[Items listed in a dataset]
● ● ●

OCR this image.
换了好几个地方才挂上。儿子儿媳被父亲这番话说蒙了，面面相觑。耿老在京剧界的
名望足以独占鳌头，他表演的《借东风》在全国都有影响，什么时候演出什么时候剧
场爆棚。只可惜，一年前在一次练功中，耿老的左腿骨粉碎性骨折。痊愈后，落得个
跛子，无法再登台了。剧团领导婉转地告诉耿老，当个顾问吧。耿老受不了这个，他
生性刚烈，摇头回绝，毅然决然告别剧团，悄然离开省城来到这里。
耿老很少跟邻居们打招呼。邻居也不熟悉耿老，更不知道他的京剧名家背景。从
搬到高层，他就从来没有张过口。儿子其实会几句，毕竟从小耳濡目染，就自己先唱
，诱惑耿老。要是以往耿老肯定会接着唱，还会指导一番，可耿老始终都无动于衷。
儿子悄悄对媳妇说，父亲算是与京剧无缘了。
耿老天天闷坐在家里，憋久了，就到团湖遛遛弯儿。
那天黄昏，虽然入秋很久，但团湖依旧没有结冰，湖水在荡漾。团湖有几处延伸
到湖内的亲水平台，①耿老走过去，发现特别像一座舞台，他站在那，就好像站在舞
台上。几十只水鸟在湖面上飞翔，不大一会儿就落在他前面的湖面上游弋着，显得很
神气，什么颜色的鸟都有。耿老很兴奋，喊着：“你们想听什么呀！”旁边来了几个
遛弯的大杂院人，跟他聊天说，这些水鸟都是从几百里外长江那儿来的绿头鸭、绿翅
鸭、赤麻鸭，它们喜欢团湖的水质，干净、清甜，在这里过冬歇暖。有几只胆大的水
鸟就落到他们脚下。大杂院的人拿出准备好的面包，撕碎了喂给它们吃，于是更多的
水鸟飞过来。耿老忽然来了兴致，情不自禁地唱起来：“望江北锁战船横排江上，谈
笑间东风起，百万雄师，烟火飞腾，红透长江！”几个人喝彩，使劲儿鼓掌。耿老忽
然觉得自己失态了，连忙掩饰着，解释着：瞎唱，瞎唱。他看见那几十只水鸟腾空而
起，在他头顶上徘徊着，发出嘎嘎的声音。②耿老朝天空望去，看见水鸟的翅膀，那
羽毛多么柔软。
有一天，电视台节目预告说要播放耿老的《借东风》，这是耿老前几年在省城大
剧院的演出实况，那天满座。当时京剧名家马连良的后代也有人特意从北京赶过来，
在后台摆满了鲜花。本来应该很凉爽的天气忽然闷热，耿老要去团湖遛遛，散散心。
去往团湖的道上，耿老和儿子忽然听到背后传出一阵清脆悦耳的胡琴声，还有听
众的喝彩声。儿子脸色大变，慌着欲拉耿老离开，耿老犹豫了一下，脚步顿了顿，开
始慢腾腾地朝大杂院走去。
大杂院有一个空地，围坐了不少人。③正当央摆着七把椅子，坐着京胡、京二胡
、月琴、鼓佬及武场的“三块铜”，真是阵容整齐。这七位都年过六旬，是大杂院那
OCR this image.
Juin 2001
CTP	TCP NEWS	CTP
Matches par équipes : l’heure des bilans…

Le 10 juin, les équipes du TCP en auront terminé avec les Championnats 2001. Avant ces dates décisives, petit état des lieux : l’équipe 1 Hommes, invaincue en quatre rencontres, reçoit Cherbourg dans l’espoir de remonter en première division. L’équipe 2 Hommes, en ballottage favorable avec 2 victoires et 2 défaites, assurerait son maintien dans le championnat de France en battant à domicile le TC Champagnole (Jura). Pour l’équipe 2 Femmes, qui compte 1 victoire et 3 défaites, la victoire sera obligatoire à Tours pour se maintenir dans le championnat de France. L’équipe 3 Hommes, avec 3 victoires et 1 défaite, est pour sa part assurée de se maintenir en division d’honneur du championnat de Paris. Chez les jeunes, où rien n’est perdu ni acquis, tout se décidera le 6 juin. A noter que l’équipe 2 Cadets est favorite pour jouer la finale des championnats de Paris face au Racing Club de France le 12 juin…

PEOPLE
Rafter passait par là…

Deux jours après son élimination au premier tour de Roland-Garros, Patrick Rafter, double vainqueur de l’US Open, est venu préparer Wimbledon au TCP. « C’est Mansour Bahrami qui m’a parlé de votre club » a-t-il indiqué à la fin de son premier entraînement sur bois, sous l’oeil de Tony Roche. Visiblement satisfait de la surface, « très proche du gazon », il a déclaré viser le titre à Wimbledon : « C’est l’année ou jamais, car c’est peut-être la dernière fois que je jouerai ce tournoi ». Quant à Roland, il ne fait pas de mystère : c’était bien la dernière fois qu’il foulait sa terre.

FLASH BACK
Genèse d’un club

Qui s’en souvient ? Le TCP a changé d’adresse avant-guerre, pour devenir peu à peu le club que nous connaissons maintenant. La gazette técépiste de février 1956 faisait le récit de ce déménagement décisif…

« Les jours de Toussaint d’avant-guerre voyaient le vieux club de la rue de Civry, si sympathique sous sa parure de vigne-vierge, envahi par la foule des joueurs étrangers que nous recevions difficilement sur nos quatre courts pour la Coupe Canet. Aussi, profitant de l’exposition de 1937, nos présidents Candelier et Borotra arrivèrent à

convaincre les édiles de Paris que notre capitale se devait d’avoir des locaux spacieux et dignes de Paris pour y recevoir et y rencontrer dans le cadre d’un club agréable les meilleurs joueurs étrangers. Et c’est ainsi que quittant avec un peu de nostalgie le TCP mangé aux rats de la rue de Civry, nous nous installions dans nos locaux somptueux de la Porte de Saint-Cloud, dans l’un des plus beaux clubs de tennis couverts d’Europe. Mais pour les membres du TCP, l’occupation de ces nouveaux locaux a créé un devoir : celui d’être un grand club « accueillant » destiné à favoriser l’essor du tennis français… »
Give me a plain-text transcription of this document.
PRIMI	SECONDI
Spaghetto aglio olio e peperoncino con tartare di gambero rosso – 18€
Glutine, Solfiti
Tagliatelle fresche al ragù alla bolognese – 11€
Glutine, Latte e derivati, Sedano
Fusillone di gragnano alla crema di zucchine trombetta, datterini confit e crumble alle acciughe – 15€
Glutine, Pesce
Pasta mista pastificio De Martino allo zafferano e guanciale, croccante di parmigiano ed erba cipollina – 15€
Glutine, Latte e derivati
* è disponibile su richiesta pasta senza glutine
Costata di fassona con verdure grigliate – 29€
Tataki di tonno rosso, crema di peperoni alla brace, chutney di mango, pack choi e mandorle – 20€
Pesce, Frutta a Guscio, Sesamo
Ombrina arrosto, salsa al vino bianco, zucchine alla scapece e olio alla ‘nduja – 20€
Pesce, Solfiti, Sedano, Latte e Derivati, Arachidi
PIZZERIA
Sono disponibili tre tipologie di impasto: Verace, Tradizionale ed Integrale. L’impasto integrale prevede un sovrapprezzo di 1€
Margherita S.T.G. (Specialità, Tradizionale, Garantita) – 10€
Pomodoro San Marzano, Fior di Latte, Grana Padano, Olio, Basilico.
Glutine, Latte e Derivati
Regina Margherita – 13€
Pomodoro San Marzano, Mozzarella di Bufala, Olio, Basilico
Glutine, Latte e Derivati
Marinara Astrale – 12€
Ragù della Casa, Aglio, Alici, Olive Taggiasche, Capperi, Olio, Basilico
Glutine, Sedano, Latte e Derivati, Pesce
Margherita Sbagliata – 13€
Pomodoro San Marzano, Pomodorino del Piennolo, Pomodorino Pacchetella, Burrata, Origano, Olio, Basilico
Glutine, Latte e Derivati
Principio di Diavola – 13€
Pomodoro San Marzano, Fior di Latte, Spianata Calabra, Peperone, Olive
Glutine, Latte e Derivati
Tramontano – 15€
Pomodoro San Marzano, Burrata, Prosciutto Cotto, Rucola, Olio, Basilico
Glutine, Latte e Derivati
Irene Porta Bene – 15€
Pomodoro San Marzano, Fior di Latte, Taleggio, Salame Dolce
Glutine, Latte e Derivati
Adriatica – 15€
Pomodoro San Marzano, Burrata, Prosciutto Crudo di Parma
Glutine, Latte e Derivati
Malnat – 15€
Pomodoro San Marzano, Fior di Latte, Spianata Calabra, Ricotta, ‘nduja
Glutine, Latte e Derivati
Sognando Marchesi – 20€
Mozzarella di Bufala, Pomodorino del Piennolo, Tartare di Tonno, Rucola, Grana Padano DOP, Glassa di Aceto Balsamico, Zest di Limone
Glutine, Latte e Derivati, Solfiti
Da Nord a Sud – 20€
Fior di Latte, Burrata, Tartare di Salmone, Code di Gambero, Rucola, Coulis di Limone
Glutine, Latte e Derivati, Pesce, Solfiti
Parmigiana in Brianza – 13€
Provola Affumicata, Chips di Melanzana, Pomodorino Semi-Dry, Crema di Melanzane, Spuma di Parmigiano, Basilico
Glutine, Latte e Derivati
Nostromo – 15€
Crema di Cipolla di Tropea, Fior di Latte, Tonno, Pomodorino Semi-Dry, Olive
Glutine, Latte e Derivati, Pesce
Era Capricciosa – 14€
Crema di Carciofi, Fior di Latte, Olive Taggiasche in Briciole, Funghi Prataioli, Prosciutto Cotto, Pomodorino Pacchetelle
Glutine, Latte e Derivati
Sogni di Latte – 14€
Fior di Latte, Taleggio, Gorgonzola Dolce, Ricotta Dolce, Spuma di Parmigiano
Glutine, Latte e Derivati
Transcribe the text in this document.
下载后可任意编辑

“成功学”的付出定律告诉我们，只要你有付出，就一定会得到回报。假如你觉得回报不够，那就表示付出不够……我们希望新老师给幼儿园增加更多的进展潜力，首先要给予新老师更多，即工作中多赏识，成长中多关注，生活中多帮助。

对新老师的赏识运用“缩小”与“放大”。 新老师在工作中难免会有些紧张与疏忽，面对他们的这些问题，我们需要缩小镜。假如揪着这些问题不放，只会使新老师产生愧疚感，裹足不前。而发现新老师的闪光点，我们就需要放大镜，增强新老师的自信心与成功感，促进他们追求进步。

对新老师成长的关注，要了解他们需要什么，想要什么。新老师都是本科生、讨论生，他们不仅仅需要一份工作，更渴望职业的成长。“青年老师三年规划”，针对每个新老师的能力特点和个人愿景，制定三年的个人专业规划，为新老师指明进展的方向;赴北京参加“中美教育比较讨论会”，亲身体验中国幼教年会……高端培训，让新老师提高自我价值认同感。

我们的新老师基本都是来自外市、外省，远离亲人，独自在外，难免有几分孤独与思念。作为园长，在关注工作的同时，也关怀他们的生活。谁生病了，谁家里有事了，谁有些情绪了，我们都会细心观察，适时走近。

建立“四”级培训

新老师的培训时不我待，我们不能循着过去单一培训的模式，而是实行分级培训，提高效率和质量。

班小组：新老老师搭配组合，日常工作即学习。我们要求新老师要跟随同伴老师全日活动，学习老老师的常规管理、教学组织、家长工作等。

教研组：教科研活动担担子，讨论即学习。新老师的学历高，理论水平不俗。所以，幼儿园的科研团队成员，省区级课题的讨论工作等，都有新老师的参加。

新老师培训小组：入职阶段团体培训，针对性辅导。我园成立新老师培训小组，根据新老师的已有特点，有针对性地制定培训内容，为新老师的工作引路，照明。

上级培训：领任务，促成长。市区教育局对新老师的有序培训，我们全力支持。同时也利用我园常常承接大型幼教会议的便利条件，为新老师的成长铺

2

● ● ●

- AIM OF THE EXERCISE
Working from the entries above, return all lines that contain "document".

- ANSWER FOR THE TASK
Give me a plain-text transcription of this document.
Transcribe the text in this document.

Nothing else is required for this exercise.